### Selection

• • •

Founded in 1855, the Amateur Dramatic Club (or ADC) is the oldest university dramatic society in England – and the largest dramatic society in Cambridge.

The club stages a diverse range of productions every term, many of them at the fully equipped ADC Theatre in Park Street, where they are the resident company. They also regularly stage shows at other Cambridge venues, annually at the Edinburgh Fringe and occasionally on tour abroad.

History

The Cambridge University Amateur Dramatic Club was officially founded during the Easter Vacation of 1855 by F.C. Burnand and a group of his friends, who had acquired back rooms in the Hoop Hotel on Jesus Lane during the course of the previous year.
The university's response to the project was reported to have been ‘unfavourable’, but this did nothing to dampen the enthusiasm of those involved.
The club's first presentation was a series of short one act plays of varying quality, of which the club's first minute book reports that ‘the receipts were scanty, but a start was effected’.

Over the course of the next five years, the society grew slowly but steadily.
A contribution of £5 from each of the club's members allowed the club to pay for the renovation of their cramped and bare rooms, and in 1860 the new stage at the Hoop Hotel, roughly on the site of the current building, was opened.

• • •

### Data extract
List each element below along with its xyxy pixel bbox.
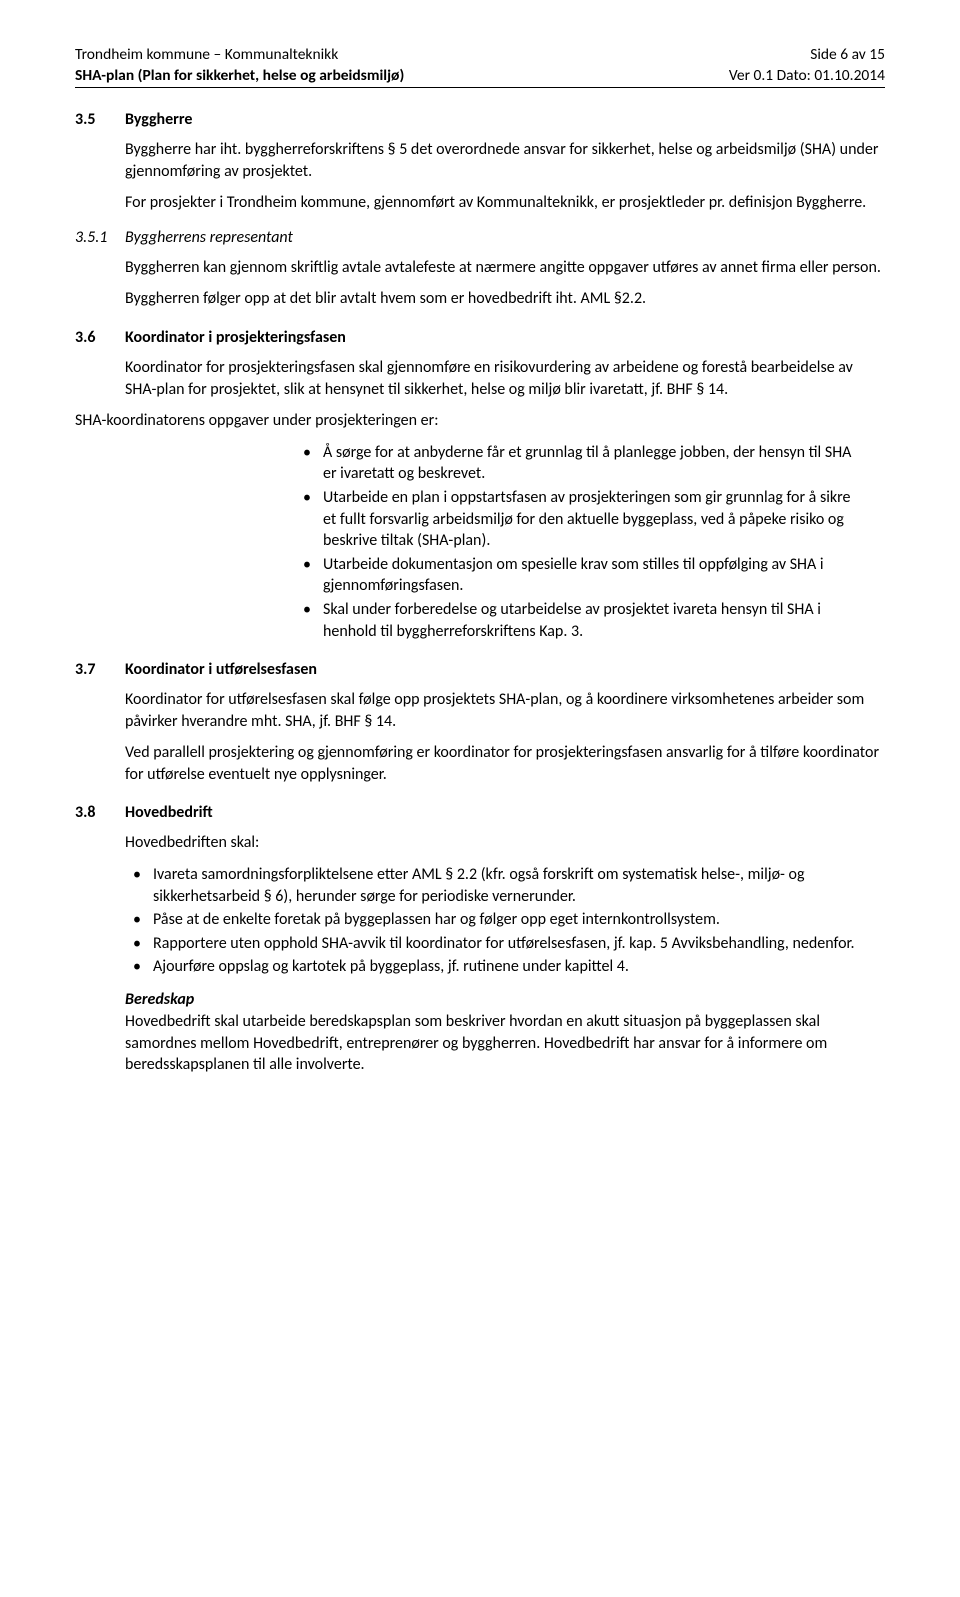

• • •

### Objective
Rewrite the part of the Amateur Dramatic Club text that opens with the words "The Cambridge University" and closes with "the previous year.", changing "Easter Vacation" to "Easter holidays".

### Result
The Cambridge University Amateur Dramatic Club was officially founded during the Easter holidays of 1855 by F.C. Burnand and a group of his friends, who had acquired back rooms in the Hoop Hotel on Jesus Lane during the course of the previous year.